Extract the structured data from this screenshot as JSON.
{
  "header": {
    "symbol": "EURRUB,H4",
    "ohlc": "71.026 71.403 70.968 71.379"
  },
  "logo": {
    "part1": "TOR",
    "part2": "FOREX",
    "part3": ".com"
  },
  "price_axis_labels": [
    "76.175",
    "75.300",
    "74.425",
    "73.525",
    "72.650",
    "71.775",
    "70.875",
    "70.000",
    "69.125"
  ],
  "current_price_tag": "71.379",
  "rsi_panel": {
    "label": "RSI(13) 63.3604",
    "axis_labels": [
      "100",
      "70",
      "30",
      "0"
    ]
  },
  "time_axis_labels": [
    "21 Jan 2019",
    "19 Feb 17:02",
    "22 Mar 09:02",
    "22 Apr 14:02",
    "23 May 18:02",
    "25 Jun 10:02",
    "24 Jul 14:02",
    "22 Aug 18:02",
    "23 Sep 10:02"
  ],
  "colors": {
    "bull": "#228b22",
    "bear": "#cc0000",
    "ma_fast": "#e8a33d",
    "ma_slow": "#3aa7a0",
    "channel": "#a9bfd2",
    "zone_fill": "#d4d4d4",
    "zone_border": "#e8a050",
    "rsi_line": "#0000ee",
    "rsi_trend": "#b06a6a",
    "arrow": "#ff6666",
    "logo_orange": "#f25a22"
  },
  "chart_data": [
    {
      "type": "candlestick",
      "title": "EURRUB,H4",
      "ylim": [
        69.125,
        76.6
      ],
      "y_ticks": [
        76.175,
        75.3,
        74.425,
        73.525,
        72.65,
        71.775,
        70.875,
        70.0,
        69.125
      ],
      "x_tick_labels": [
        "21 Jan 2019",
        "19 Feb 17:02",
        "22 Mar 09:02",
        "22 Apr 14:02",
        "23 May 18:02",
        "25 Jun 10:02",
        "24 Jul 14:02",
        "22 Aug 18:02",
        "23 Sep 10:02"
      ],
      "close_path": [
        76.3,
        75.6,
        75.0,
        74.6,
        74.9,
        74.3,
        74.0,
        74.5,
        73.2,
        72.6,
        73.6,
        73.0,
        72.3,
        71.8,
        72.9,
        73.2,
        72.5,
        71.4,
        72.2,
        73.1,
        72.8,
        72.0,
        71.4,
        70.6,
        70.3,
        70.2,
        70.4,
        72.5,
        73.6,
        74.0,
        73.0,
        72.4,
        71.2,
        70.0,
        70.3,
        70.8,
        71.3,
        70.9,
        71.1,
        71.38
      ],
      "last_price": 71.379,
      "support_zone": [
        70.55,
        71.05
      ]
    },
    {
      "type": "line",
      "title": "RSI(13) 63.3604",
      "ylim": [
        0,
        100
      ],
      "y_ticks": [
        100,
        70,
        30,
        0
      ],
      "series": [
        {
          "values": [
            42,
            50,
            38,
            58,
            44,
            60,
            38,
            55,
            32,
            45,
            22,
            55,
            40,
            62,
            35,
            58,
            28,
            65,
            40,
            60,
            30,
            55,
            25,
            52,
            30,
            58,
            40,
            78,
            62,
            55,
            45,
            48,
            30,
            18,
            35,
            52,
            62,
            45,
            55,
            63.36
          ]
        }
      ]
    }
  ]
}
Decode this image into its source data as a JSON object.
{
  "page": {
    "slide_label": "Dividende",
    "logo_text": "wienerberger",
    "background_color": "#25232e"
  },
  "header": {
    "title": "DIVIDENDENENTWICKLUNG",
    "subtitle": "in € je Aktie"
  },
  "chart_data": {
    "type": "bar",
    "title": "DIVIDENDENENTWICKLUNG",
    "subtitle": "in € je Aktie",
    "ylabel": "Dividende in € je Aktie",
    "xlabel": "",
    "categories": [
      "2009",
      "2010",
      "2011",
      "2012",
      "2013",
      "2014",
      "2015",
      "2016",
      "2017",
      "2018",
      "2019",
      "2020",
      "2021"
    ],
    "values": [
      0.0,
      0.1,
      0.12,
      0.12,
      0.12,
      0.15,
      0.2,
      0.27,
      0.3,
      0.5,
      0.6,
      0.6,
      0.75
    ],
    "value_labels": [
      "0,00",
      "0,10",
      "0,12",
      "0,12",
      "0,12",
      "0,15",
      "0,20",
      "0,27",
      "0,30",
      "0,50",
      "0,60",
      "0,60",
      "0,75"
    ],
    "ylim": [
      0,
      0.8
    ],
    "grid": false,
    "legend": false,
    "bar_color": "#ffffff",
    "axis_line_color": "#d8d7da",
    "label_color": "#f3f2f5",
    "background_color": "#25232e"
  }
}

◆ **What to produce**:
Output an exact copy of each record.

◆ **Task response**:
Extract the structured data from this screenshot as JSON.
{
  "header": {
    "symbol": "EURRUB,H4",
    "ohlc": "71.026 71.403 70.968 71.379"
  },
  "logo": {
    "part1": "TOR",
    "part2": "FOREX",
    "part3": ".com"
  },
  "price_axis_labels": [
    "76.175",
    "75.300",
    "74.425",
    "73.525",
    "72.650",
    "71.775",
    "70.875",
    "70.000",
    "69.125"
  ],
  "current_price_tag": "71.379",
  "rsi_panel": {
    "label": "RSI(13) 63.3604",
    "axis_labels": [
      "100",
      "70",
      "30",
      "0"
    ]
  },
  "time_axis_labels": [
    "21 Jan 2019",
    "19 Feb 17:02",
    "22 Mar 09:02",
    "22 Apr 14:02",
    "23 May 18:02",
    "25 Jun 10:02",
    "24 Jul 14:02",
    "22 Aug 18:02",
    "23 Sep 10:02"
  ],
  "colors": {
    "bull": "#228b22",
    "bear": "#cc0000",
    "ma_fast": "#e8a33d",
    "ma_slow": "#3aa7a0",
    "channel": "#a9bfd2",
    "zone_fill": "#d4d4d4",
    "zone_border": "#e8a050",
    "rsi_line": "#0000ee",
    "rsi_trend": "#b06a6a",
    "arrow": "#ff6666",
    "logo_orange": "#f25a22"
  },
  "chart_data": [
    {
      "type": "candlestick",
      "title": "EURRUB,H4",
      "ylim": [
        69.125,
        76.6
      ],
      "y_ticks": [
        76.175,
        75.3,
        74.425,
        73.525,
        72.65,
        71.775,
        70.875,
        70.0,
        69.125
      ],
      "x_tick_labels": [
        "21 Jan 2019",
        "19 Feb 17:02",
        "22 Mar 09:02",
        "22 Apr 14:02",
        "23 May 18:02",
        "25 Jun 10:02",
        "24 Jul 14:02",
        "22 Aug 18:02",
        "23 Sep 10:02"
      ],
      "close_path": [
        76.3,
        75.6,
        75.0,
        74.6,
        74.9,
        74.3,
        74.0,
        74.5,
        73.2,
        72.6,
        73.6,
        73.0,
        72.3,
        71.8,
        72.9,
        73.2,
        72.5,
        71.4,
        72.2,
        73.1,
        72.8,
        72.0,
        71.4,
        70.6,
        70.3,
        70.2,
        70.4,
        72.5,
        73.6,
        74.0,
        73.0,
        72.4,
        71.2,
        70.0,
        70.3,
        70.8,
        71.3,
        70.9,
        71.1,
        71.38
      ],
      "last_price": 71.379,
      "support_zone": [
        70.55,
        71.05
      ]
    },
    {
      "type": "line",
      "title": "RSI(13) 63.3604",
      "ylim": [
        0,
        100
      ],
      "y_ticks": [
        100,
        70,
        30,
        0
      ],
      "series": [
        {
          "values": [
            42,
            50,
            38,
            58,
            44,
            60,
            38,
            55,
            32,
            45,
            22,
            55,
            40,
            62,
            35,
            58,
            28,
            65,
            40,
            60,
            30,
            55,
            25,
            52,
            30,
            58,
            40,
            78,
            62,
            55,
            45,
            48,
            30,
            18,
            35,
            52,
            62,
            45,
            55,
            63.36
          ]
        }
      ]
    }
  ]
}
Decode this image into its source data as a JSON object.
{
  "page": {
    "slide_label": "Dividende",
    "logo_text": "wienerberger",
    "background_color": "#25232e"
  },
  "header": {
    "title": "DIVIDENDENENTWICKLUNG",
    "subtitle": "in € je Aktie"
  },
  "chart_data": {
    "type": "bar",
    "title": "DIVIDENDENENTWICKLUNG",
    "subtitle": "in € je Aktie",
    "ylabel": "Dividende in € je Aktie",
    "xlabel": "",
    "categories": [
      "2009",
      "2010",
      "2011",
      "2012",
      "2013",
      "2014",
      "2015",
      "2016",
      "2017",
      "2018",
      "2019",
      "2020",
      "2021"
    ],
    "values": [
      0.0,
      0.1,
      0.12,
      0.12,
      0.12,
      0.15,
      0.2,
      0.27,
      0.3,
      0.5,
      0.6,
      0.6,
      0.75
    ],
    "value_labels": [
      "0,00",
      "0,10",
      "0,12",
      "0,12",
      "0,12",
      "0,15",
      "0,20",
      "0,27",
      "0,30",
      "0,50",
      "0,60",
      "0,60",
      "0,75"
    ],
    "ylim": [
      0,
      0.8
    ],
    "grid": false,
    "legend": false,
    "bar_color": "#ffffff",
    "axis_line_color": "#d8d7da",
    "label_color": "#f3f2f5",
    "background_color": "#25232e"
  }
}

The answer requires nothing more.